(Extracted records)

━━━

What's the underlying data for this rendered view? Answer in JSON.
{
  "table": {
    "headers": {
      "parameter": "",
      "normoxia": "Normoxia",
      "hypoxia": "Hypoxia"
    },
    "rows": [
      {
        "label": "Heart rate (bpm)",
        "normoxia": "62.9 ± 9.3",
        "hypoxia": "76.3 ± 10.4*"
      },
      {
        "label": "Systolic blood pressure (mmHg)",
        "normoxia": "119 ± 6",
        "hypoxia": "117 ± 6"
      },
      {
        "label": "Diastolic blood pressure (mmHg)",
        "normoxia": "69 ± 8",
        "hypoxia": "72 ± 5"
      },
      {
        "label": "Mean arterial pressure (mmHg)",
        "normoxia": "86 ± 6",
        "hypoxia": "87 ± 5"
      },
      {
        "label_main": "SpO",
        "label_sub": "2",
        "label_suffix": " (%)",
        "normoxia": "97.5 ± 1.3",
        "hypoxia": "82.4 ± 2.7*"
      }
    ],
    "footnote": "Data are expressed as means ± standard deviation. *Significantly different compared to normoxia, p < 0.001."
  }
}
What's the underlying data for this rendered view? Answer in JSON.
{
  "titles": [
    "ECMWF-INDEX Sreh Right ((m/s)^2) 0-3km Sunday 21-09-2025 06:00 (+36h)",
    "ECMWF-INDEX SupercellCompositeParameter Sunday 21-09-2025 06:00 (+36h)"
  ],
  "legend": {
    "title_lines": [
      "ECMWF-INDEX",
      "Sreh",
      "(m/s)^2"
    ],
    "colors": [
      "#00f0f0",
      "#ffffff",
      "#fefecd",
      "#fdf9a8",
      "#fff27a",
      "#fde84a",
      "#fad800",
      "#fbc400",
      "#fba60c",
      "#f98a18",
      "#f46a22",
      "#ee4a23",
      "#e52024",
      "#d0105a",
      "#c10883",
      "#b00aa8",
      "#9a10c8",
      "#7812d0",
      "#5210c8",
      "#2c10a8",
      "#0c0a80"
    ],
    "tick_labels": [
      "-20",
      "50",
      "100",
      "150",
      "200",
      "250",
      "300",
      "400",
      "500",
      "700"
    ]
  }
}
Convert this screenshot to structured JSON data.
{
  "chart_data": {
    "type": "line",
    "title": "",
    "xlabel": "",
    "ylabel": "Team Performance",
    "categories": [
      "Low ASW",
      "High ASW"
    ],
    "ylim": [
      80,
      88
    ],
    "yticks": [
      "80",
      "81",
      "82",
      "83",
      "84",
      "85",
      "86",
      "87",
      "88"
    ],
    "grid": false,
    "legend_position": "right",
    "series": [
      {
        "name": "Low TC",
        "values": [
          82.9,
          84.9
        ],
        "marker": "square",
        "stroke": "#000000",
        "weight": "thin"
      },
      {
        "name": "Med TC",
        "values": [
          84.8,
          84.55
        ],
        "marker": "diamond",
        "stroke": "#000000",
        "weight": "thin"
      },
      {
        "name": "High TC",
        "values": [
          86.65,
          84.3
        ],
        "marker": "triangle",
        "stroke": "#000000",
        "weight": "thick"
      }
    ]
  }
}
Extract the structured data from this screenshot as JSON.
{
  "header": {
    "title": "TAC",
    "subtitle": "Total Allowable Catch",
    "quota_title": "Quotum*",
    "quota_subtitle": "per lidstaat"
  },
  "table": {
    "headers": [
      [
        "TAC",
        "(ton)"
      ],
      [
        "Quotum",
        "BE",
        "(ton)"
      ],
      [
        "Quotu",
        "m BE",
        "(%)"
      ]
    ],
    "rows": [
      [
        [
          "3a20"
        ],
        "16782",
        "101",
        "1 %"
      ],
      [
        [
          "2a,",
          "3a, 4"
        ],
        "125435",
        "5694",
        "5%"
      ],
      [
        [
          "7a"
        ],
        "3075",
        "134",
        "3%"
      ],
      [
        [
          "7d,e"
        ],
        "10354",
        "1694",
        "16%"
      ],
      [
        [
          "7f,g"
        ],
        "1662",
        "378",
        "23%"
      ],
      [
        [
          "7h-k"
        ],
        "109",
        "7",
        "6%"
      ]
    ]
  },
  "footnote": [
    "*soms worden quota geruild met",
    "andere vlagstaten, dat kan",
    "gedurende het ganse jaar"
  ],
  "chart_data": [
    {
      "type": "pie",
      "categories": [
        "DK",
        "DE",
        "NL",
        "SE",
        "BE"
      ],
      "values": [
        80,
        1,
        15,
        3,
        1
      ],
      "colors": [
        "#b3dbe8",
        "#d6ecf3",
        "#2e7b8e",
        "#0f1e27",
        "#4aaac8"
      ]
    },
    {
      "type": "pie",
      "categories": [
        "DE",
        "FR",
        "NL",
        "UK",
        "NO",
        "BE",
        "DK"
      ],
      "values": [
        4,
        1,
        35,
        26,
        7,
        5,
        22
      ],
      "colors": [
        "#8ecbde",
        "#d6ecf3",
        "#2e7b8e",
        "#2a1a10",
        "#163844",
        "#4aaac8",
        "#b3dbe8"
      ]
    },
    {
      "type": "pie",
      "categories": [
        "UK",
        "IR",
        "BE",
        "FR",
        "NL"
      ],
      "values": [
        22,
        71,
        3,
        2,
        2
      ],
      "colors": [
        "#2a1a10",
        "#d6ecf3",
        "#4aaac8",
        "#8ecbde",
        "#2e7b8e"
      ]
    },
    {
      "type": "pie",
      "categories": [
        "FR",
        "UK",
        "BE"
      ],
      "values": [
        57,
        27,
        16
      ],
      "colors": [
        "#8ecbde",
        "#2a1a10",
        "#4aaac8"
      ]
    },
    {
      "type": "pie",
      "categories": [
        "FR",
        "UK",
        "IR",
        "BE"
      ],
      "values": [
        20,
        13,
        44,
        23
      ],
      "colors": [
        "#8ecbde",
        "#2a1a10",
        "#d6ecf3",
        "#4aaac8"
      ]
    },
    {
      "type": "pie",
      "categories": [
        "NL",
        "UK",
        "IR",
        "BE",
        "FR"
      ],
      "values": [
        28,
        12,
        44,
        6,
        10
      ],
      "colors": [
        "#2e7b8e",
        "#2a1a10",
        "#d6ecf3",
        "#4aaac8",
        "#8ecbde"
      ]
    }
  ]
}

━━━

--- Work instructions ---
Show every line from the listing above in which the string "JSON" appears.

--- Reply to the exercise ---
What's the underlying data for this rendered view? Answer in JSON.
What's the underlying data for this rendered view? Answer in JSON.
Convert this screenshot to structured JSON data.
Extract the structured data from this screenshot as JSON.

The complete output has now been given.